**Exercise description:**
Give the data again exactly as written, skipping any pictures.

**Record set:**
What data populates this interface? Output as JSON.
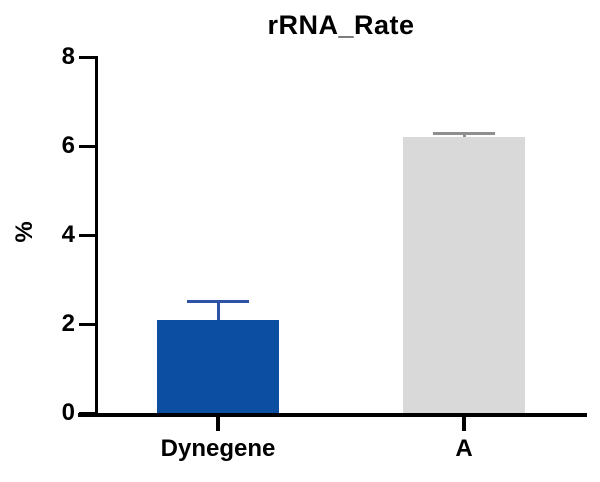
{
  "chart_data": {
    "type": "bar",
    "title": "rRNA_Rate",
    "ylabel": "%",
    "xlabel": "",
    "categories": [
      "Dynegene",
      "A"
    ],
    "values": [
      2.1,
      6.2
    ],
    "errors_plus": [
      0.4,
      0.08
    ],
    "ylim": [
      0,
      8
    ],
    "yticks": [
      0,
      2,
      4,
      6,
      8
    ],
    "grid": false,
    "legend_position": "none",
    "bar_colors": [
      "#0B4EA2",
      "#D9D9D9"
    ],
    "error_colors": [
      "#2E53A6",
      "#8F8F8F"
    ],
    "axis_color": "#000000",
    "background_color": "#FFFFFF"
  }
}
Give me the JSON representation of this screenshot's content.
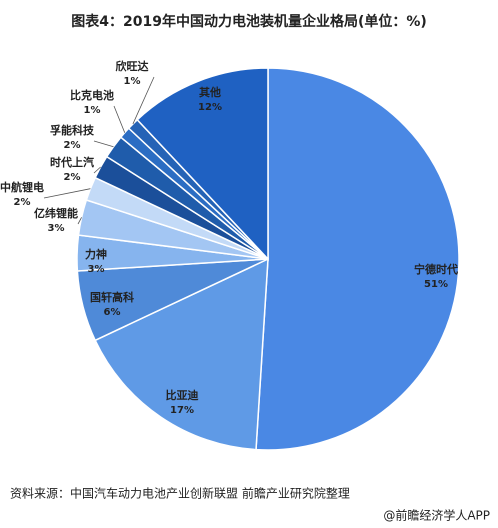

**Solution for this problem:**
What data populates this interface? Output as JSON.
{
  "chart_data": {
    "type": "bar",
    "title": "rRNA_Rate",
    "ylabel": "%",
    "xlabel": "",
    "categories": [
      "Dynegene",
      "A"
    ],
    "values": [
      2.1,
      6.2
    ],
    "errors_plus": [
      0.4,
      0.08
    ],
    "ylim": [
      0,
      8
    ],
    "yticks": [
      0,
      2,
      4,
      6,
      8
    ],
    "grid": false,
    "legend_position": "none",
    "bar_colors": [
      "#0B4EA2",
      "#D9D9D9"
    ],
    "error_colors": [
      "#2E53A6",
      "#8F8F8F"
    ],
    "axis_color": "#000000",
    "background_color": "#FFFFFF"
  }
}
Give me the JSON representation of this screenshot's content.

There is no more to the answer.